* **Task description**: Write the records out again, keeping each line exactly as it is.

* **Provided records**:
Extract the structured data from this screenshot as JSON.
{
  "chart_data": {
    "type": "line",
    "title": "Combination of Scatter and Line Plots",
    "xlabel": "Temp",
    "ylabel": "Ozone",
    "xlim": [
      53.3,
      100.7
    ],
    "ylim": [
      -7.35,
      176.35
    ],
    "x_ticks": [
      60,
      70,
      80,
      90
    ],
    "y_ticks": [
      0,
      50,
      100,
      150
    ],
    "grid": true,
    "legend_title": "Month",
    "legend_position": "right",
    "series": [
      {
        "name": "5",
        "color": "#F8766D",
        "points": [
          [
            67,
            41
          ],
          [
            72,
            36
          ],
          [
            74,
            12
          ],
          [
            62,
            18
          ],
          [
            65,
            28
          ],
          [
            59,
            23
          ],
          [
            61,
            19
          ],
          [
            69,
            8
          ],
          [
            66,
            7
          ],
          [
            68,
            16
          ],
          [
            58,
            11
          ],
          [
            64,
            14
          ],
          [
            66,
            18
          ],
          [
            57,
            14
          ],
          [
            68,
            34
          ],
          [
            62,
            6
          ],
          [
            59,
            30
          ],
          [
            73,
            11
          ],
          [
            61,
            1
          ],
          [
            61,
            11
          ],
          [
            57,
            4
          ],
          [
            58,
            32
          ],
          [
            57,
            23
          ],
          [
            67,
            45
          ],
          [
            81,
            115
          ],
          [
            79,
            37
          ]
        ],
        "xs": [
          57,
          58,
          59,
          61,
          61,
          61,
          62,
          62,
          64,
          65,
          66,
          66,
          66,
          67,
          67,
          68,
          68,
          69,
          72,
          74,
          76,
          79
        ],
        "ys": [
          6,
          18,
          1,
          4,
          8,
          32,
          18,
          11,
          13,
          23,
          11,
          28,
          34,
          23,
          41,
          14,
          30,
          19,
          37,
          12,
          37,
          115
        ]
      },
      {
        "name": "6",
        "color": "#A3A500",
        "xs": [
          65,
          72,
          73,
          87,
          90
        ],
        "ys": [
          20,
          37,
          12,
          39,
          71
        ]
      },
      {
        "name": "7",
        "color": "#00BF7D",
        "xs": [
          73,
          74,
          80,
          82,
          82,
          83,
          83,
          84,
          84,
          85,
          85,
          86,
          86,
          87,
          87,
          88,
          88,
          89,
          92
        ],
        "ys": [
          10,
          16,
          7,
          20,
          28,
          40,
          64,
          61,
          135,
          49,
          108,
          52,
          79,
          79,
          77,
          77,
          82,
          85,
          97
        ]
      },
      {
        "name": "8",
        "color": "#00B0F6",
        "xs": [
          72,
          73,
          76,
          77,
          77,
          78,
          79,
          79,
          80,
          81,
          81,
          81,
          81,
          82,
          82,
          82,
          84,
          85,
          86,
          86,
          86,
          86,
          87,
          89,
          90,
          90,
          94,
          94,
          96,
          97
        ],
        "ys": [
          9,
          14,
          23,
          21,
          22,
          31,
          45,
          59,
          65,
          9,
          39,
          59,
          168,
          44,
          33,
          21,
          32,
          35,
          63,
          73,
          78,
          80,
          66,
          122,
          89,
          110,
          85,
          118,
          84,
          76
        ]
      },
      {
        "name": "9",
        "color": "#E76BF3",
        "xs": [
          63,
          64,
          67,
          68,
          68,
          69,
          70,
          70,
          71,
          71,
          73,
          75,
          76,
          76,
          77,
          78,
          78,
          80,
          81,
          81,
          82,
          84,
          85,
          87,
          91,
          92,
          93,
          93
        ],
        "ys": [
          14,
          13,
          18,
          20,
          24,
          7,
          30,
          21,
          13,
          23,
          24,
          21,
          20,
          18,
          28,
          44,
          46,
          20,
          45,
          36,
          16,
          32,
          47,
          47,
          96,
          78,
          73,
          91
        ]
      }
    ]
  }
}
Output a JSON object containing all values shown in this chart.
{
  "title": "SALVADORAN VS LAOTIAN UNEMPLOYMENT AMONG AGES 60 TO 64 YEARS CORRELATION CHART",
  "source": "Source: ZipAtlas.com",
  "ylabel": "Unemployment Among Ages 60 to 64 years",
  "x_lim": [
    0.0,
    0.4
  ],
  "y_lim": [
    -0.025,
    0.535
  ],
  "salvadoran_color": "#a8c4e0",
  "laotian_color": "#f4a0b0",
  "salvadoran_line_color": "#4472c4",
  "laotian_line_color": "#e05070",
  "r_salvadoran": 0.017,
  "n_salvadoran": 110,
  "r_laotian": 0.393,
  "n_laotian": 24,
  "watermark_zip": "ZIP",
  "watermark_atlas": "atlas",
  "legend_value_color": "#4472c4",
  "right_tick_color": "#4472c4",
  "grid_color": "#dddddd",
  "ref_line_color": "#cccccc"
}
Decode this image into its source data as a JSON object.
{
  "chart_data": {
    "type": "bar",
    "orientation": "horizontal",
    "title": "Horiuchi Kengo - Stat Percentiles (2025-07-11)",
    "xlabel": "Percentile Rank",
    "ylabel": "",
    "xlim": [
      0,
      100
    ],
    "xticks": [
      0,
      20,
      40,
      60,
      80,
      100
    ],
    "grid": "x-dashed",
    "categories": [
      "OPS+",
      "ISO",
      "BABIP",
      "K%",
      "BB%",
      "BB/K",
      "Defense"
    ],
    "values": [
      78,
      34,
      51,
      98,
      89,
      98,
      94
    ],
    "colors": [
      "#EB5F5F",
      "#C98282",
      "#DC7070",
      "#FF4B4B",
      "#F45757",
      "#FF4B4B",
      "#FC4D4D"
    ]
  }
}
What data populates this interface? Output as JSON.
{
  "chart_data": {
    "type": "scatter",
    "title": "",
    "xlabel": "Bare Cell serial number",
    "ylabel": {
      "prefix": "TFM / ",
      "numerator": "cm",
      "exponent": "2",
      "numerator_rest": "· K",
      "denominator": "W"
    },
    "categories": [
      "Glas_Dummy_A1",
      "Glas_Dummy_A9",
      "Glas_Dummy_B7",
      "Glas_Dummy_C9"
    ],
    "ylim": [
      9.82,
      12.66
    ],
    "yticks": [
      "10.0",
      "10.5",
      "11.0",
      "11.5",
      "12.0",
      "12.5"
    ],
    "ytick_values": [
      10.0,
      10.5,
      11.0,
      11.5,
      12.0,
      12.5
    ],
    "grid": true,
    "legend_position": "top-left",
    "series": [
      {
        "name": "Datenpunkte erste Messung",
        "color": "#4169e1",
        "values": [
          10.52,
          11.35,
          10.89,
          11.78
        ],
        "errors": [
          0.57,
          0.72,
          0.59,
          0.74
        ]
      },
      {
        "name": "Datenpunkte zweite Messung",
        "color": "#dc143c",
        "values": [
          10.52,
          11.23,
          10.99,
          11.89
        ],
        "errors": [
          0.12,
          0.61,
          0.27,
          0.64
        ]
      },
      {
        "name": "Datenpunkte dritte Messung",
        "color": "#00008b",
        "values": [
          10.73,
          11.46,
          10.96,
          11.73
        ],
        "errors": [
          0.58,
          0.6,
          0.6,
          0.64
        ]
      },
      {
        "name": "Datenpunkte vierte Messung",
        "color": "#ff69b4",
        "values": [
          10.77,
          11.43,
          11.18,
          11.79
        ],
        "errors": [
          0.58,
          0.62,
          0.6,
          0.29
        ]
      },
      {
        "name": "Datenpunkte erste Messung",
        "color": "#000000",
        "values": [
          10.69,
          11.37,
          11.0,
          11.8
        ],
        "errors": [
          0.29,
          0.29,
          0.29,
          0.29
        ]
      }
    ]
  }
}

* **Exercise result**:
Extract the structured data from this screenshot as JSON.
{
  "chart_data": {
    "type": "line",
    "title": "Combination of Scatter and Line Plots",
    "xlabel": "Temp",
    "ylabel": "Ozone",
    "xlim": [
      53.3,
      100.7
    ],
    "ylim": [
      -7.35,
      176.35
    ],
    "x_ticks": [
      60,
      70,
      80,
      90
    ],
    "y_ticks": [
      0,
      50,
      100,
      150
    ],
    "grid": true,
    "legend_title": "Month",
    "legend_position": "right",
    "series": [
      {
        "name": "5",
        "color": "#F8766D",
        "points": [
          [
            67,
            41
          ],
          [
            72,
            36
          ],
          [
            74,
            12
          ],
          [
            62,
            18
          ],
          [
            65,
            28
          ],
          [
            59,
            23
          ],
          [
            61,
            19
          ],
          [
            69,
            8
          ],
          [
            66,
            7
          ],
          [
            68,
            16
          ],
          [
            58,
            11
          ],
          [
            64,
            14
          ],
          [
            66,
            18
          ],
          [
            57,
            14
          ],
          [
            68,
            34
          ],
          [
            62,
            6
          ],
          [
            59,
            30
          ],
          [
            73,
            11
          ],
          [
            61,
            1
          ],
          [
            61,
            11
          ],
          [
            57,
            4
          ],
          [
            58,
            32
          ],
          [
            57,
            23
          ],
          [
            67,
            45
          ],
          [
            81,
            115
          ],
          [
            79,
            37
          ]
        ],
        "xs": [
          57,
          58,
          59,
          61,
          61,
          61,
          62,
          62,
          64,
          65,
          66,
          66,
          66,
          67,
          67,
          68,
          68,
          69,
          72,
          74,
          76,
          79
        ],
        "ys": [
          6,
          18,
          1,
          4,
          8,
          32,
          18,
          11,
          13,
          23,
          11,
          28,
          34,
          23,
          41,
          14,
          30,
          19,
          37,
          12,
          37,
          115
        ]
      },
      {
        "name": "6",
        "color": "#A3A500",
        "xs": [
          65,
          72,
          73,
          87,
          90
        ],
        "ys": [
          20,
          37,
          12,
          39,
          71
        ]
      },
      {
        "name": "7",
        "color": "#00BF7D",
        "xs": [
          73,
          74,
          80,
          82,
          82,
          83,
          83,
          84,
          84,
          85,
          85,
          86,
          86,
          87,
          87,
          88,
          88,
          89,
          92
        ],
        "ys": [
          10,
          16,
          7,
          20,
          28,
          40,
          64,
          61,
          135,
          49,
          108,
          52,
          79,
          79,
          77,
          77,
          82,
          85,
          97
        ]
      },
      {
        "name": "8",
        "color": "#00B0F6",
        "xs": [
          72,
          73,
          76,
          77,
          77,
          78,
          79,
          79,
          80,
          81,
          81,
          81,
          81,
          82,
          82,
          82,
          84,
          85,
          86,
          86,
          86,
          86,
          87,
          89,
          90,
          90,
          94,
          94,
          96,
          97
        ],
        "ys": [
          9,
          14,
          23,
          21,
          22,
          31,
          45,
          59,
          65,
          9,
          39,
          59,
          168,
          44,
          33,
          21,
          32,
          35,
          63,
          73,
          78,
          80,
          66,
          122,
          89,
          110,
          85,
          118,
          84,
          76
        ]
      },
      {
        "name": "9",
        "color": "#E76BF3",
        "xs": [
          63,
          64,
          67,
          68,
          68,
          69,
          70,
          70,
          71,
          71,
          73,
          75,
          76,
          76,
          77,
          78,
          78,
          80,
          81,
          81,
          82,
          84,
          85,
          87,
          91,
          92,
          93,
          93
        ],
        "ys": [
          14,
          13,
          18,
          20,
          24,
          7,
          30,
          21,
          13,
          23,
          24,
          21,
          20,
          18,
          28,
          44,
          46,
          20,
          45,
          36,
          16,
          32,
          47,
          47,
          96,
          78,
          73,
          91
        ]
      }
    ]
  }
}
Output a JSON object containing all values shown in this chart.
{
  "title": "SALVADORAN VS LAOTIAN UNEMPLOYMENT AMONG AGES 60 TO 64 YEARS CORRELATION CHART",
  "source": "Source: ZipAtlas.com",
  "ylabel": "Unemployment Among Ages 60 to 64 years",
  "x_lim": [
    0.0,
    0.4
  ],
  "y_lim": [
    -0.025,
    0.535
  ],
  "salvadoran_color": "#a8c4e0",
  "laotian_color": "#f4a0b0",
  "salvadoran_line_color": "#4472c4",
  "laotian_line_color": "#e05070",
  "r_salvadoran": 0.017,
  "n_salvadoran": 110,
  "r_laotian": 0.393,
  "n_laotian": 24,
  "watermark_zip": "ZIP",
  "watermark_atlas": "atlas",
  "legend_value_color": "#4472c4",
  "right_tick_color": "#4472c4",
  "grid_color": "#dddddd",
  "ref_line_color": "#cccccc"
}
Decode this image into its source data as a JSON object.
{
  "chart_data": {
    "type": "bar",
    "orientation": "horizontal",
    "title": "Horiuchi Kengo - Stat Percentiles (2025-07-11)",
    "xlabel": "Percentile Rank",
    "ylabel": "",
    "xlim": [
      0,
      100
    ],
    "xticks": [
      0,
      20,
      40,
      60,
      80,
      100
    ],
    "grid": "x-dashed",
    "categories": [
      "OPS+",
      "ISO",
      "BABIP",
      "K%",
      "BB%",
      "BB/K",
      "Defense"
    ],
    "values": [
      78,
      34,
      51,
      98,
      89,
      98,
      94
    ],
    "colors": [
      "#EB5F5F",
      "#C98282",
      "#DC7070",
      "#FF4B4B",
      "#F45757",
      "#FF4B4B",
      "#FC4D4D"
    ]
  }
}
What data populates this interface? Output as JSON.
{
  "chart_data": {
    "type": "scatter",
    "title": "",
    "xlabel": "Bare Cell serial number",
    "ylabel": {
      "prefix": "TFM / ",
      "numerator": "cm",
      "exponent": "2",
      "numerator_rest": "· K",
      "denominator": "W"
    },
    "categories": [
      "Glas_Dummy_A1",
      "Glas_Dummy_A9",
      "Glas_Dummy_B7",
      "Glas_Dummy_C9"
    ],
    "ylim": [
      9.82,
      12.66
    ],
    "yticks": [
      "10.0",
      "10.5",
      "11.0",
      "11.5",
      "12.0",
      "12.5"
    ],
    "ytick_values": [
      10.0,
      10.5,
      11.0,
      11.5,
      12.0,
      12.5
    ],
    "grid": true,
    "legend_position": "top-left",
    "series": [
      {
        "name": "Datenpunkte erste Messung",
        "color": "#4169e1",
        "values": [
          10.52,
          11.35,
          10.89,
          11.78
        ],
        "errors": [
          0.57,
          0.72,
          0.59,
          0.74
        ]
      },
      {
        "name": "Datenpunkte zweite Messung",
        "color": "#dc143c",
        "values": [
          10.52,
          11.23,
          10.99,
          11.89
        ],
        "errors": [
          0.12,
          0.61,
          0.27,
          0.64
        ]
      },
      {
        "name": "Datenpunkte dritte Messung",
        "color": "#00008b",
        "values": [
          10.73,
          11.46,
          10.96,
          11.73
        ],
        "errors": [
          0.58,
          0.6,
          0.6,
          0.64
        ]
      },
      {
        "name": "Datenpunkte vierte Messung",
        "color": "#ff69b4",
        "values": [
          10.77,
          11.43,
          11.18,
          11.79
        ],
        "errors": [
          0.58,
          0.62,
          0.6,
          0.29
        ]
      },
      {
        "name": "Datenpunkte erste Messung",
        "color": "#000000",
        "values": [
          10.69,
          11.37,
          11.0,
          11.8
        ],
        "errors": [
          0.29,
          0.29,
          0.29,
          0.29
        ]
      }
    ]
  }
}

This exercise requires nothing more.